── Data supplied ──
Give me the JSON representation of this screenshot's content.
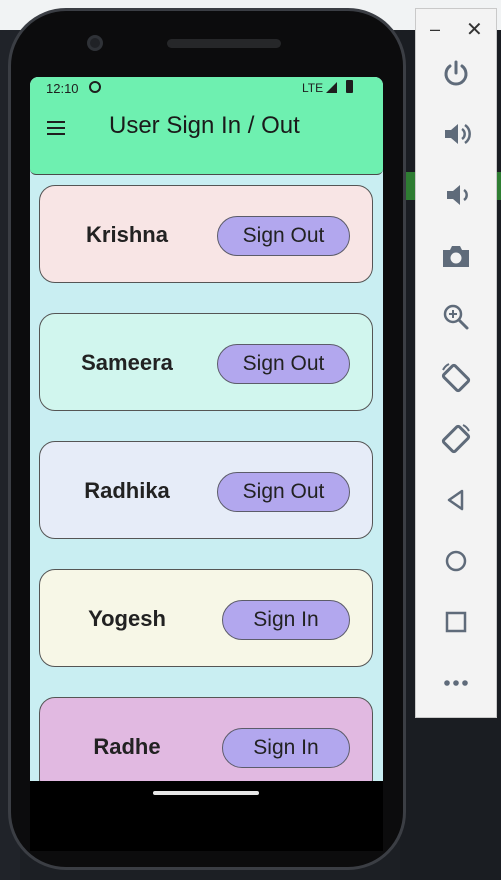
{
  "status_bar": {
    "time": "12:10",
    "network": "LTE"
  },
  "app": {
    "title": "User Sign In / Out"
  },
  "users": [
    {
      "name": "Krishna",
      "action": "Sign Out",
      "color": "#f8e5e5"
    },
    {
      "name": "Sameera",
      "action": "Sign Out",
      "color": "#d1f6ee"
    },
    {
      "name": "Radhika",
      "action": "Sign Out",
      "color": "#e6ecf8"
    },
    {
      "name": "Yogesh",
      "action": "Sign In",
      "color": "#f7f7e7"
    },
    {
      "name": "Radhe",
      "action": "Sign In",
      "color": "#e1b9e1"
    }
  ],
  "colors": {
    "app_bar": "#6ef0b0",
    "screen_bg": "#c9eef2",
    "button": "#b2a7ee"
  },
  "emulator_panel": {
    "tools": [
      "power-icon",
      "volume-up-icon",
      "volume-down-icon",
      "camera-icon",
      "zoom-icon",
      "rotate-left-icon",
      "rotate-right-icon",
      "back-icon",
      "home-icon",
      "overview-icon",
      "more-icon"
    ]
  }
}
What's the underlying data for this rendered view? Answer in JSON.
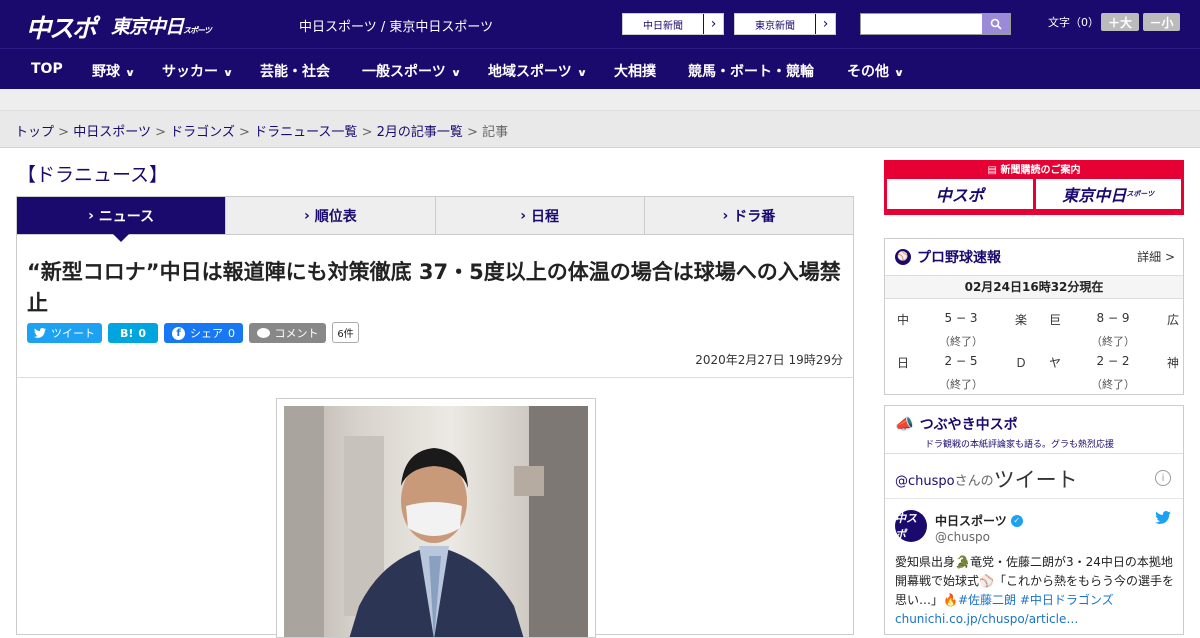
{
  "header": {
    "logo_chuspo": "中スポ",
    "logo_tokyo": "東京中日",
    "logo_tokyo_small": "スポーツ",
    "site_names": "中日スポーツ / 東京中日スポーツ",
    "paper_links": [
      "中日新聞",
      "東京新聞"
    ],
    "search": {
      "placeholder": ""
    },
    "font_size_label": "文字（0）",
    "font_bigger": "＋大",
    "font_smaller": "－小"
  },
  "nav": {
    "items": [
      {
        "label": "TOP"
      },
      {
        "label": "野球"
      },
      {
        "label": "サッカー"
      },
      {
        "label": "芸能・社会"
      },
      {
        "label": "一般スポーツ"
      },
      {
        "label": "地域スポーツ"
      },
      {
        "label": "大相撲"
      },
      {
        "label": "競馬・ボート・競輪"
      },
      {
        "label": "その他"
      }
    ]
  },
  "breadcrumb": {
    "items": [
      "トップ",
      "中日スポーツ",
      "ドラゴンズ",
      "ドラニュース一覧",
      "2月の記事一覧"
    ],
    "current": "記事",
    "separator": ">"
  },
  "section_title": "【ドラニュース】",
  "tabs": [
    {
      "label": "ニュース"
    },
    {
      "label": "順位表"
    },
    {
      "label": "日程"
    },
    {
      "label": "ドラ番"
    }
  ],
  "article": {
    "headline": "“新型コロナ”中日は報道陣にも対策徹底 37・5度以上の体温の場合は球場への入場禁止",
    "share": {
      "tweet": "ツイート",
      "hatena": "B!",
      "hatena_count": "0",
      "facebook": "シェア",
      "facebook_count": "0",
      "comment": "コメント",
      "comment_count": "6件"
    },
    "date": "2020年2月27日 19時29分"
  },
  "sidebar": {
    "ad_title": "新聞購読のご案内",
    "ad_logos": [
      "中スポ",
      "東京中日"
    ],
    "ad_logo_small": "スポーツ",
    "scores": {
      "title": "プロ野球速報",
      "detail": "詳細 >",
      "time": "02月24日16時32分現在",
      "games": [
        {
          "home": "中",
          "score": "5 − 3",
          "away": "楽",
          "status": "（終了）"
        },
        {
          "home": "巨",
          "score": "8 − 9",
          "away": "広",
          "status": "（終了）"
        },
        {
          "home": "日",
          "score": "2 − 5",
          "away": "Ｄ",
          "status": "（終了）"
        },
        {
          "home": "ヤ",
          "score": "2 − 2",
          "away": "神",
          "status": "（終了）"
        }
      ]
    },
    "twitter": {
      "title": "つぶやき中スポ",
      "subtitle": "ドラ観戦の本紙評論家も語る。グラも熱烈応援",
      "handle_link": "@chuspo",
      "san_no": "さんの",
      "tweet_word": "ツイート",
      "avatar_text": "中スポ",
      "account_name": "中日スポーツ",
      "account_handle": "@chuspo",
      "text_1": "愛知県出身🐊竜党・佐藤二朗が3・24中日の本拠地開幕戦で始球式⚾「これから熱をもらう今の選手を思い…」🔥",
      "tags": "#佐藤二朗 #中日ドラゴンズ",
      "link": "chunichi.co.jp/chuspo/article…"
    }
  },
  "colors": {
    "brand": "#1a0a6e",
    "ad_red": "#e60033",
    "twitter": "#1da1f2"
  }
}
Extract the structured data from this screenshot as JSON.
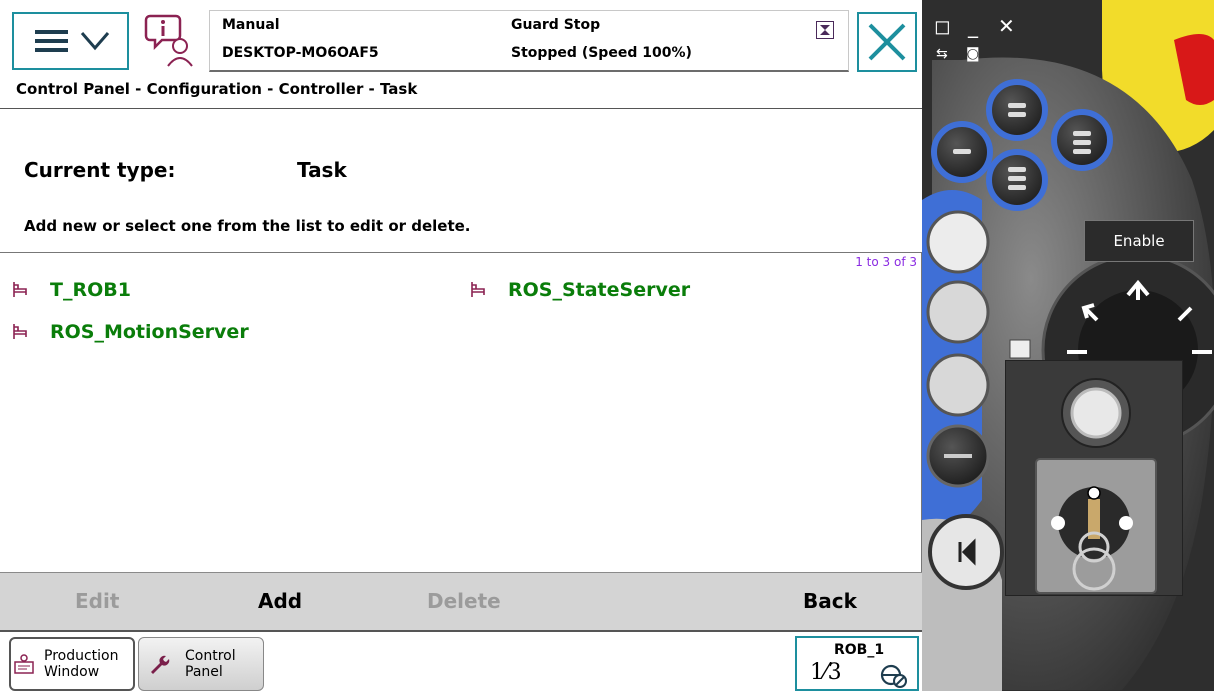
{
  "status": {
    "mode": "Manual",
    "hostname": "DESKTOP-MO6OAF5",
    "guard": "Guard Stop",
    "state": "Stopped (Speed 100%)"
  },
  "breadcrumb": "Control Panel - Configuration - Controller - Task",
  "current_type": {
    "label": "Current type:",
    "value": "Task"
  },
  "instructions": "Add new or select one from the list to edit or delete.",
  "list": {
    "count": "1 to 3 of 3",
    "items": [
      {
        "label": "T_ROB1"
      },
      {
        "label": "ROS_StateServer"
      },
      {
        "label": "ROS_MotionServer"
      }
    ]
  },
  "commands": {
    "edit": "Edit",
    "add": "Add",
    "delete": "Delete",
    "back": "Back"
  },
  "taskbar": {
    "production_window": [
      "Production",
      "Window"
    ],
    "control_panel": [
      "Control",
      "Panel"
    ],
    "rob": {
      "label": "ROB_1",
      "fraction": "1⁄3"
    }
  },
  "device": {
    "enable_label": "Enable"
  },
  "colors": {
    "accent": "#1d8f9e",
    "task_green": "#0a7d0a",
    "count_purple": "#8a2be2",
    "housing_blue": "#3f6fd6",
    "housing_yellow": "#f2dc2a",
    "estop_red": "#d81818"
  }
}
───
* _Aim_
Tell how many lines of the data include the word "edit", and nothing else.

* _Answer for the task_
2